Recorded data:

▶

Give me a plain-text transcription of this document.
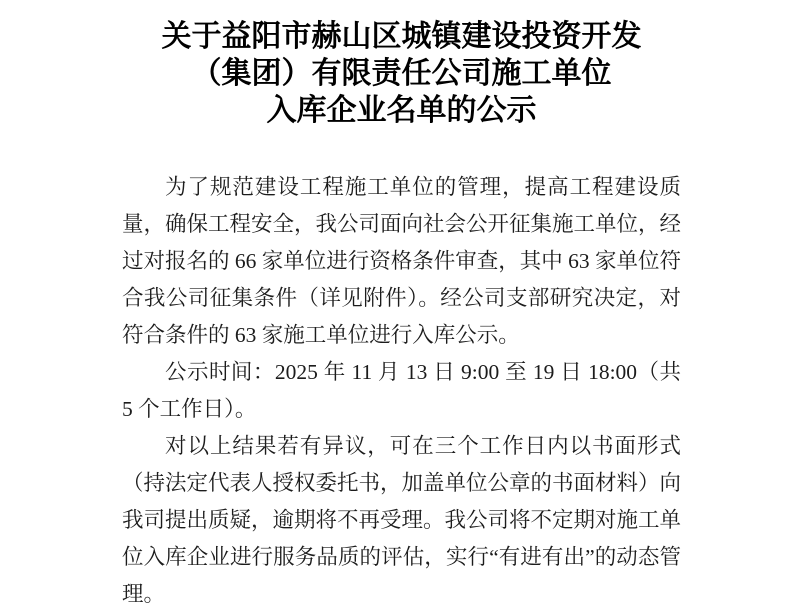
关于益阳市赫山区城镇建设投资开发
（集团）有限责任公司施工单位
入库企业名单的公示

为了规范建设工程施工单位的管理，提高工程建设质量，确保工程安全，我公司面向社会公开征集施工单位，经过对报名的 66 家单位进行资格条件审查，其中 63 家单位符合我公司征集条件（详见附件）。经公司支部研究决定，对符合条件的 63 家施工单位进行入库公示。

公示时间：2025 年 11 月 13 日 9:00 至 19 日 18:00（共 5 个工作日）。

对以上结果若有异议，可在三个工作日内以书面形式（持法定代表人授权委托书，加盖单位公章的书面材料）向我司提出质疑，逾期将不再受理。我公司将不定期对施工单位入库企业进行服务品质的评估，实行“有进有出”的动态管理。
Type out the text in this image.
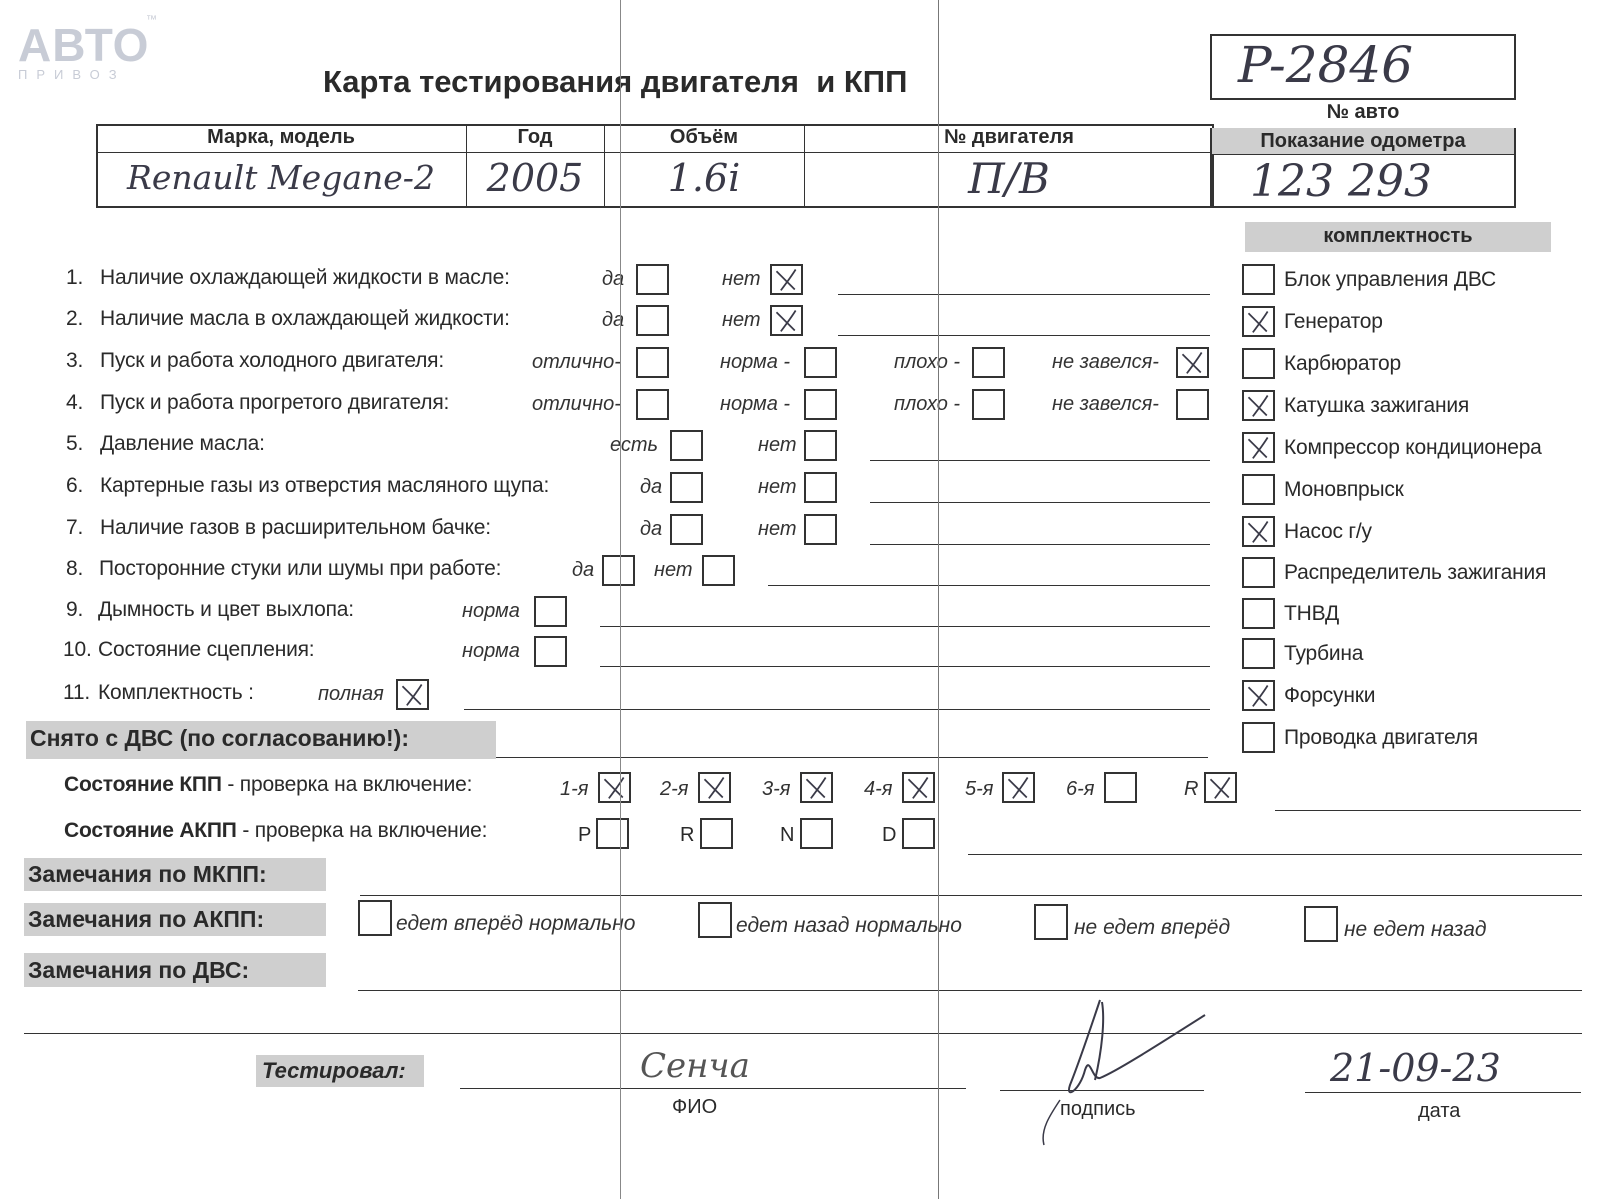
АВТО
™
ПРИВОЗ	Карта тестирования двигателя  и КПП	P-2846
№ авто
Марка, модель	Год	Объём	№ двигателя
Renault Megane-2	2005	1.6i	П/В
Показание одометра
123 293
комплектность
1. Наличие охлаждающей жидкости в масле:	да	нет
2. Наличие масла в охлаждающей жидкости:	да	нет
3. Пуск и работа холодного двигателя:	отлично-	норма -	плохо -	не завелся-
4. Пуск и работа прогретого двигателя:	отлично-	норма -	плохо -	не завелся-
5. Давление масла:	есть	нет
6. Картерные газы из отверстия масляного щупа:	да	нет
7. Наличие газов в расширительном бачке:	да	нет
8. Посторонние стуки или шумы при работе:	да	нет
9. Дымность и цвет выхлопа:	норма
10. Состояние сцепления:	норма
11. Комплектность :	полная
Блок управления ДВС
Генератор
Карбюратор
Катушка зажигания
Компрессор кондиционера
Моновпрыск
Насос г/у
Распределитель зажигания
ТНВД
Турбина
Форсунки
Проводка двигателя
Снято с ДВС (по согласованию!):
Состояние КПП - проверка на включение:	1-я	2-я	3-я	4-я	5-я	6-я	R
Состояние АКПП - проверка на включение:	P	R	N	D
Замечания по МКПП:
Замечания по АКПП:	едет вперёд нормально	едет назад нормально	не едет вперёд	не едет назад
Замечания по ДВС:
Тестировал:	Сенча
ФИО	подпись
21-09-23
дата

◀

* [Requirements] List each line holding the string "жидкости".

* [Solution below]
1. Наличие охлаждающей жидкости в масле:	да	нет
2. Наличие масла в охлаждающей жидкости:	да	нет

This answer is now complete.